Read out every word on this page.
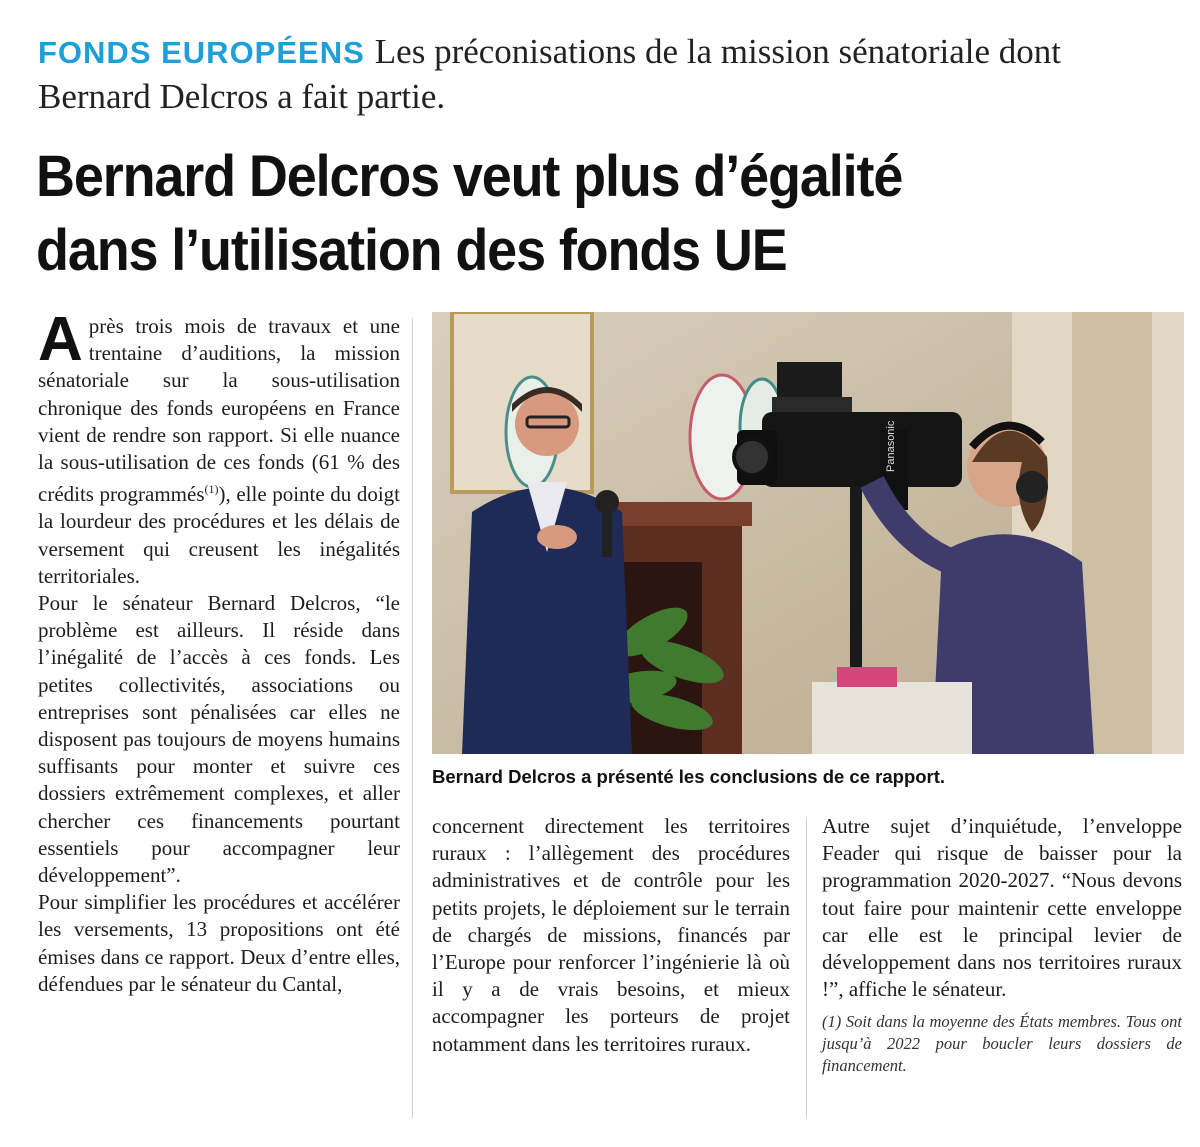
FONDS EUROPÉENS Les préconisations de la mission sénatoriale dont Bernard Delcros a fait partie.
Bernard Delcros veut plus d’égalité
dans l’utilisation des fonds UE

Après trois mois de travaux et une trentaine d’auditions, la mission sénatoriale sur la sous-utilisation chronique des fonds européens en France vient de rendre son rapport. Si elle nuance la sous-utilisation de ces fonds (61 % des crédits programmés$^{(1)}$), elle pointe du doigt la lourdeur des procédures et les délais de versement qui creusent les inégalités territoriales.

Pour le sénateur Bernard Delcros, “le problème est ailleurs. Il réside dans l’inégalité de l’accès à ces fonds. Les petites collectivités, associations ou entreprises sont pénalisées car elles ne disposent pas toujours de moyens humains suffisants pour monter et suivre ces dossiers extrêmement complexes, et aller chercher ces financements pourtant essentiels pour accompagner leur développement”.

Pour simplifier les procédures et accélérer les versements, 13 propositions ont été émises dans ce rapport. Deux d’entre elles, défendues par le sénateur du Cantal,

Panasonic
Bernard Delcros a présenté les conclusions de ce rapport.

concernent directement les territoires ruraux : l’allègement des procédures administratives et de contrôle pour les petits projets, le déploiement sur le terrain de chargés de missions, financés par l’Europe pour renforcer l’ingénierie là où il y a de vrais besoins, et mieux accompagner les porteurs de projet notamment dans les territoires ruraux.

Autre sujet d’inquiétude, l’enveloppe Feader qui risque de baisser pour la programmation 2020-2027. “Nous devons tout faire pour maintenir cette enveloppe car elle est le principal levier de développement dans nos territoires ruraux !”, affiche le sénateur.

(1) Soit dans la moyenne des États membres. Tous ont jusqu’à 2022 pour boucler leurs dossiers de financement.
********************
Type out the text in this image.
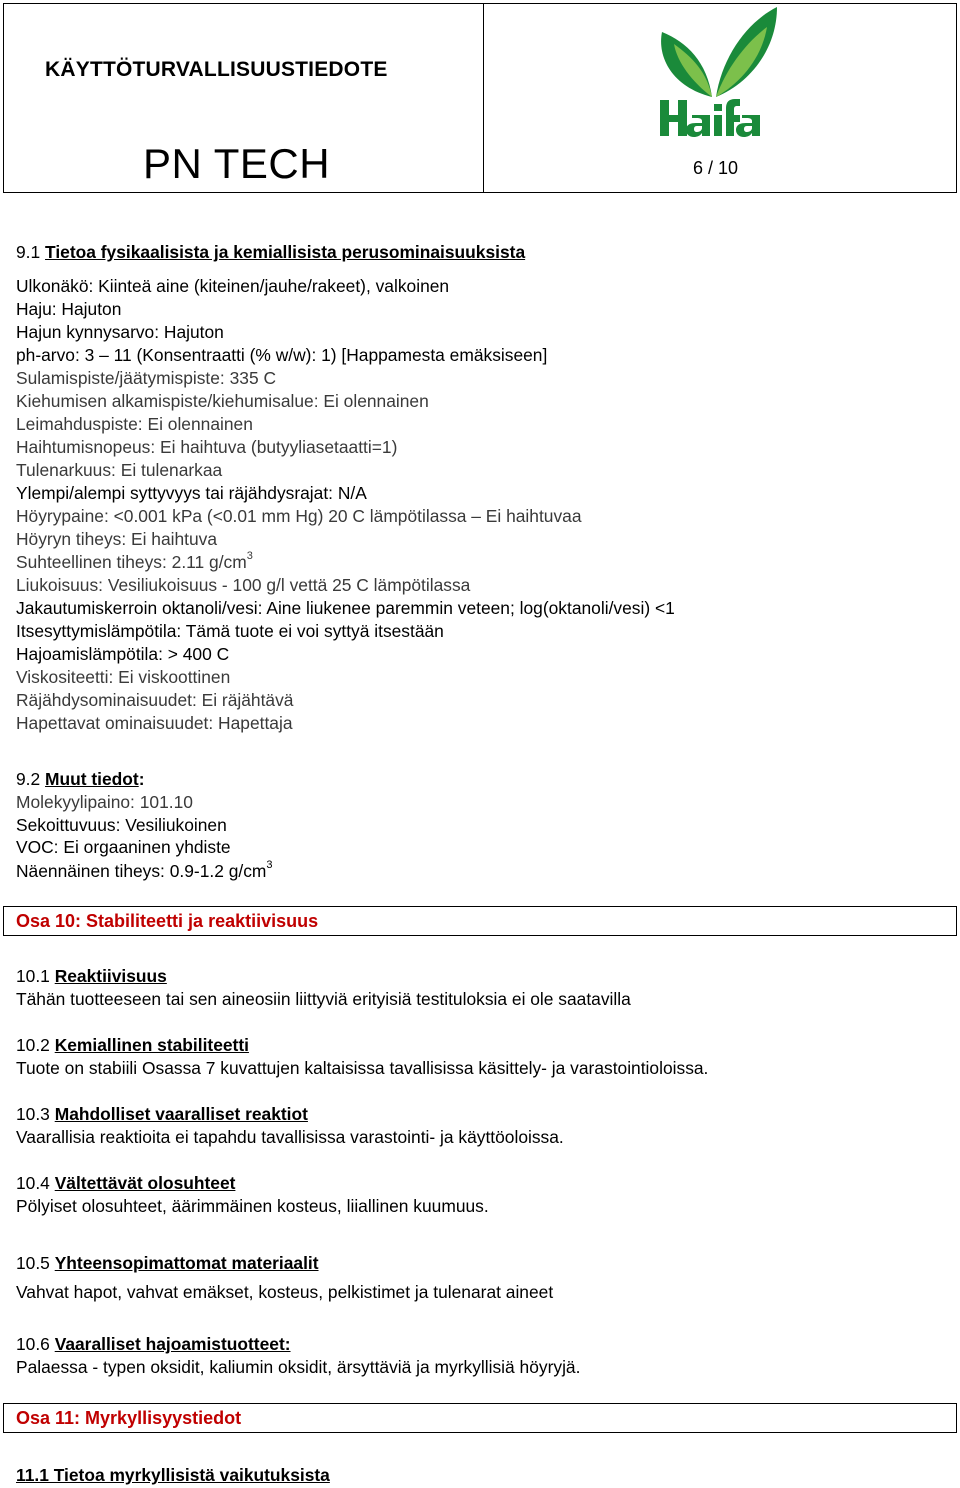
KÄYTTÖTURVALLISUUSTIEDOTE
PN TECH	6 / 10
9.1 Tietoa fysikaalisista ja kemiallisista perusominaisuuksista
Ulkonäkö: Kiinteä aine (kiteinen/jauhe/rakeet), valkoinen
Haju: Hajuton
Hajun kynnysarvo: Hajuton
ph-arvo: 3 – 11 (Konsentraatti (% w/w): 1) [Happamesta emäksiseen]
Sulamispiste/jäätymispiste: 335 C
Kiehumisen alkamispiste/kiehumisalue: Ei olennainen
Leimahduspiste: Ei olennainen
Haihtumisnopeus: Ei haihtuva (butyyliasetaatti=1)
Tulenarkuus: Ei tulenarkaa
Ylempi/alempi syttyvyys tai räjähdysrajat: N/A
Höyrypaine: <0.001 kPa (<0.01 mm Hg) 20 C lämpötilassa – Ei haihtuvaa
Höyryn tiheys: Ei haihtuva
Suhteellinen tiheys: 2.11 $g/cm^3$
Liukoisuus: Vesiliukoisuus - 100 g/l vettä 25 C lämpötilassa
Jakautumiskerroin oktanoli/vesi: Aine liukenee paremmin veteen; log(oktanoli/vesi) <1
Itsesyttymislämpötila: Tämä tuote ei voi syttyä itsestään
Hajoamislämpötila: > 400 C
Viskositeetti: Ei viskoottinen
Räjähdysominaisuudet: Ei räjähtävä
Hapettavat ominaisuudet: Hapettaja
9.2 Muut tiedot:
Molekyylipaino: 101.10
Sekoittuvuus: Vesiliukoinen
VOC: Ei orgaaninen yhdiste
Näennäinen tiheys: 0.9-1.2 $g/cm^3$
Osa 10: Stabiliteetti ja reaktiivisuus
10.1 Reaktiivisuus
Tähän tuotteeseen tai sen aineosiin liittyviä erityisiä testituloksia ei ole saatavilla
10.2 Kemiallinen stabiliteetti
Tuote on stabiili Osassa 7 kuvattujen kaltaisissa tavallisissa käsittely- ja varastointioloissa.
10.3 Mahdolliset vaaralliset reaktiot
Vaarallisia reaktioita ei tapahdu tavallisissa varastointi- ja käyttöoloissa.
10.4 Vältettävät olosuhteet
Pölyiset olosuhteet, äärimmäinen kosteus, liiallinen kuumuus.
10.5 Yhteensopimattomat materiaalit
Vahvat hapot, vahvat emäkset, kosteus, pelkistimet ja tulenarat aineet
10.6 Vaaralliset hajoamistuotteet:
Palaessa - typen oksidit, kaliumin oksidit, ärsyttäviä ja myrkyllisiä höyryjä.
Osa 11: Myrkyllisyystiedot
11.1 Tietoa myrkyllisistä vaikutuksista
********************
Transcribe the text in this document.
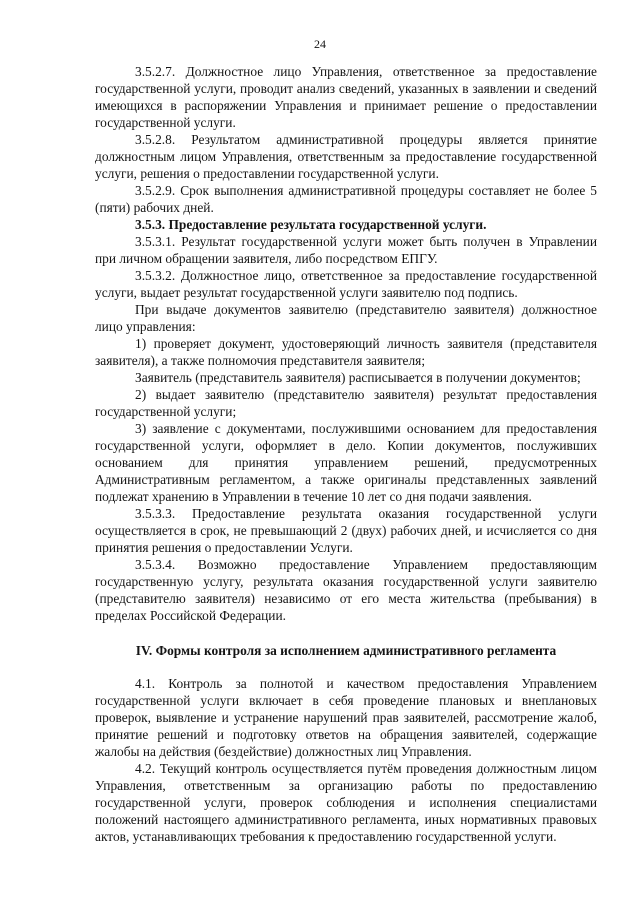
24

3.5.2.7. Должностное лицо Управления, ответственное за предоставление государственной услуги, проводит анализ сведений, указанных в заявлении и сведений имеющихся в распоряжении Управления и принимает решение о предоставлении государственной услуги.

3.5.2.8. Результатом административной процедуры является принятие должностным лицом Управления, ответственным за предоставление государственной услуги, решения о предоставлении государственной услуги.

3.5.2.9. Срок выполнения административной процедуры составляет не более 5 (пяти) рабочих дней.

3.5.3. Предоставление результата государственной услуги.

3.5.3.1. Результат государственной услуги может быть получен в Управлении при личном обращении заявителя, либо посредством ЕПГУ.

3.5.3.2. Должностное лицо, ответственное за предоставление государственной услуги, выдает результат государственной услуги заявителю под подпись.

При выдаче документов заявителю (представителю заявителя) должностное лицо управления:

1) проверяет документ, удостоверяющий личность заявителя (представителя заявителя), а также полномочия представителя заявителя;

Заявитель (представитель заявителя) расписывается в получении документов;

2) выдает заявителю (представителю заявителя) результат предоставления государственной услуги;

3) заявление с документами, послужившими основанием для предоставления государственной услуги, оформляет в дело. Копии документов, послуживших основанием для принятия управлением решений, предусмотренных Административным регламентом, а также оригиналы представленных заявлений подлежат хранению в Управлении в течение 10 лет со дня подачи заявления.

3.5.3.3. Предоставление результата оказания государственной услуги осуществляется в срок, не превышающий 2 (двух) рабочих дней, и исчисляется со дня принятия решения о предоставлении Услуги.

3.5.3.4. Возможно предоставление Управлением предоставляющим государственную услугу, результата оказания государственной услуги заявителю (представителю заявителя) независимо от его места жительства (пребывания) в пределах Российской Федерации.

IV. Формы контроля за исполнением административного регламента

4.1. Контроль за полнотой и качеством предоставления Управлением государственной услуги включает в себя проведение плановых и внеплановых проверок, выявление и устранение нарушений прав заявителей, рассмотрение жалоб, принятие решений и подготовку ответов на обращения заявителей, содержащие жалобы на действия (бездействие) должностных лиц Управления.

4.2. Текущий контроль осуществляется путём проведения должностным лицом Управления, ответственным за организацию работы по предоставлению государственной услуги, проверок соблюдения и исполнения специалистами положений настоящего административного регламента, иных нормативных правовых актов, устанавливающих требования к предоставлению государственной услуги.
********************
• EXERCISE BRIEF:
Show each line of the listing that holds the string "olennainen".

• REPLY:
Kiehumisen alkamispiste/kiehumisalue: Ei olennainen
Leimahduspiste: Ei olennainen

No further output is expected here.